Given instruction: Make an exact copy of the data below, leaving out every picture.

___ Dataset records

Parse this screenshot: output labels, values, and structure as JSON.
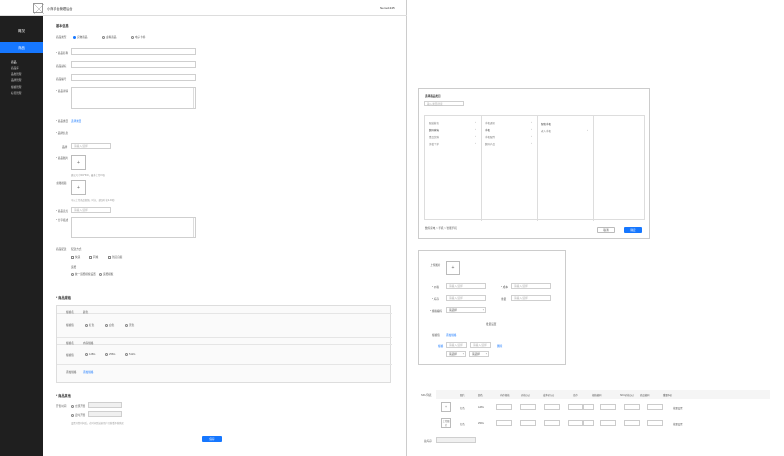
{
  "header": {
    "logo_alt": "image-placeholder",
    "title": "小商手台管理后台",
    "user": "Nemo1345"
  },
  "sidebar": {
    "top_item": "概况",
    "active_item": "商品",
    "group_title": "商品",
    "items": [
      "商品库",
      "品类管理",
      "品牌管理",
      "规格管理",
      "标签管理"
    ]
  },
  "form": {
    "section_basic": "基本信息",
    "type_label": "商品类型",
    "type_options": [
      "实物商品",
      "虚拟商品",
      "电子卡券"
    ],
    "name_label": "* 商品名称",
    "sub_label": "商品副标",
    "code_label": "商品编号",
    "intro_label": "* 商品详情",
    "category_label": "* 商品类目",
    "category_link": "选择类目",
    "brand_section": "* 品牌信息",
    "brand_label": "品牌",
    "brand_placeholder": "请输入/选择",
    "main_img_label": "* 商品图片",
    "main_img_hint": "建议尺寸800*800，最多上传15张",
    "video_label": "主图视频",
    "video_hint": "可以上传商品视频，时长、建议时长9-30秒",
    "sell_point_label": "* 商品卖点",
    "sell_point_placeholder": "请输入/选择",
    "share_label": "* 分享描述",
    "delivery_label": "商品配送",
    "delivery_sub": "配送方式",
    "delivery_options": [
      "快递",
      "同城",
      "到店自提"
    ],
    "freight_title": "运费",
    "freight_options": [
      "统一运费模板设置",
      "运费模板"
    ],
    "section_spec": "* 商品规格",
    "spec_name_1": "规格名",
    "spec_val_1": "颜色",
    "spec_value_label_1": "规格值",
    "spec_opts_1": [
      "红色",
      "白色",
      "黑色"
    ],
    "spec_name_2": "规格名",
    "spec_val_2": "内存规格",
    "spec_value_label_2": "规格值",
    "spec_opts_2": [
      "128G",
      "256G",
      "512G"
    ],
    "add_spec_label": "添加规格",
    "add_spec_link": "添加规格",
    "section_other": "* 商品其他",
    "sale_time_label": "开售时间",
    "sale_opts": [
      "立即开售",
      "定时开售"
    ],
    "sale_hint": "设置开售时间后，在时间到达前用户只能看不能购买",
    "save_label": "保存"
  },
  "category_modal": {
    "title": "选择商品类目",
    "search_placeholder": "输入类目搜索",
    "col1": [
      "服装鞋包",
      "数码家电",
      "食品饮料",
      "美妆个护"
    ],
    "col2": [
      "手机通讯",
      "手机",
      "手机配件",
      "数码产品"
    ],
    "col3": [
      "智能手机",
      "老人手机"
    ],
    "path": "数码家电 > 手机 > 智能手机",
    "cancel": "取消",
    "confirm": "确定"
  },
  "sku_modal": {
    "upload_label": "上传图片",
    "price_label": "* 价格",
    "price_placeholder": "请输入/选择",
    "cost_label": "* 成本",
    "cost_placeholder": "请输入/选择",
    "stock_label": "* 库存",
    "stock_placeholder": "请输入/选择",
    "weight_label": "重量",
    "weight_placeholder": "请输入/选择",
    "code_label": "* 规格编码",
    "code_value": "请选择",
    "divider": "批量设置",
    "spec_label": "规格值",
    "spec_link": "添加规格",
    "row_label": "规格",
    "row_ph1": "请输入/选择",
    "row_ph2": "请输入/选择",
    "row_delete": "删除",
    "sel1": "请选择",
    "sel2": "请选择"
  },
  "sku_table": {
    "label": "SKU列表",
    "headers": [
      "图片",
      "颜色",
      "内存规格",
      "价格(元)",
      "成本价(元)",
      "库存",
      "规格编码",
      "SKU价格(元)",
      "商品编码",
      "重量(kg)"
    ],
    "rows": [
      {
        "color": "红色",
        "mem": "128G",
        "action": "批量设置"
      },
      {
        "color": "红色",
        "mem": "256G",
        "action": "批量设置"
      }
    ],
    "row2_upload": "上传图片",
    "total_label": "总库存"
  }
}
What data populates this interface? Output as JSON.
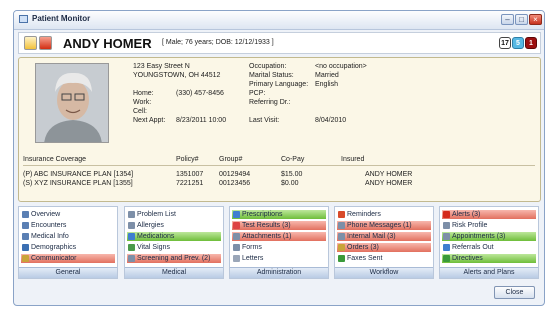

______

Expected answer:
Parse this screenshot: output labels, values, and structure as JSON.
{
  "header": {
    "logo_alt": "image-placeholder",
    "title": "小商手台管理后台",
    "user": "Nemo1345"
  },
  "sidebar": {
    "top_item": "概况",
    "active_item": "商品",
    "group_title": "商品",
    "items": [
      "商品库",
      "品类管理",
      "品牌管理",
      "规格管理",
      "标签管理"
    ]
  },
  "form": {
    "section_basic": "基本信息",
    "type_label": "商品类型",
    "type_options": [
      "实物商品",
      "虚拟商品",
      "电子卡券"
    ],
    "name_label": "* 商品名称",
    "sub_label": "商品副标",
    "code_label": "商品编号",
    "intro_label": "* 商品详情",
    "category_label": "* 商品类目",
    "category_link": "选择类目",
    "brand_section": "* 品牌信息",
    "brand_label": "品牌",
    "brand_placeholder": "请输入/选择",
    "main_img_label": "* 商品图片",
    "main_img_hint": "建议尺寸800*800，最多上传15张",
    "video_label": "主图视频",
    "video_hint": "可以上传商品视频，时长、建议时长9-30秒",
    "sell_point_label": "* 商品卖点",
    "sell_point_placeholder": "请输入/选择",
    "share_label": "* 分享描述",
    "delivery_label": "商品配送",
    "delivery_sub": "配送方式",
    "delivery_options": [
      "快递",
      "同城",
      "到店自提"
    ],
    "freight_title": "运费",
    "freight_options": [
      "统一运费模板设置",
      "运费模板"
    ],
    "section_spec": "* 商品规格",
    "spec_name_1": "规格名",
    "spec_val_1": "颜色",
    "spec_value_label_1": "规格值",
    "spec_opts_1": [
      "红色",
      "白色",
      "黑色"
    ],
    "spec_name_2": "规格名",
    "spec_val_2": "内存规格",
    "spec_value_label_2": "规格值",
    "spec_opts_2": [
      "128G",
      "256G",
      "512G"
    ],
    "add_spec_label": "添加规格",
    "add_spec_link": "添加规格",
    "section_other": "* 商品其他",
    "sale_time_label": "开售时间",
    "sale_opts": [
      "立即开售",
      "定时开售"
    ],
    "sale_hint": "设置开售时间后，在时间到达前用户只能看不能购买",
    "save_label": "保存"
  },
  "category_modal": {
    "title": "选择商品类目",
    "search_placeholder": "输入类目搜索",
    "col1": [
      "服装鞋包",
      "数码家电",
      "食品饮料",
      "美妆个护"
    ],
    "col2": [
      "手机通讯",
      "手机",
      "手机配件",
      "数码产品"
    ],
    "col3": [
      "智能手机",
      "老人手机"
    ],
    "path": "数码家电 > 手机 > 智能手机",
    "cancel": "取消",
    "confirm": "确定"
  },
  "sku_modal": {
    "upload_label": "上传图片",
    "price_label": "* 价格",
    "price_placeholder": "请输入/选择",
    "cost_label": "* 成本",
    "cost_placeholder": "请输入/选择",
    "stock_label": "* 库存",
    "stock_placeholder": "请输入/选择",
    "weight_label": "重量",
    "weight_placeholder": "请输入/选择",
    "code_label": "* 规格编码",
    "code_value": "请选择",
    "divider": "批量设置",
    "spec_label": "规格值",
    "spec_link": "添加规格",
    "row_label": "规格",
    "row_ph1": "请输入/选择",
    "row_ph2": "请输入/选择",
    "row_delete": "删除",
    "sel1": "请选择",
    "sel2": "请选择"
  },
  "sku_table": {
    "label": "SKU列表",
    "headers": [
      "图片",
      "颜色",
      "内存规格",
      "价格(元)",
      "成本价(元)",
      "库存",
      "规格编码",
      "SKU价格(元)",
      "商品编码",
      "重量(kg)"
    ],
    "rows": [
      {
        "color": "红色",
        "mem": "128G",
        "action": "批量设置"
      },
      {
        "color": "红色",
        "mem": "256G",
        "action": "批量设置"
      }
    ],
    "row2_upload": "上传图片",
    "total_label": "总库存"
  }
}
What data populates this interface? Output as JSON.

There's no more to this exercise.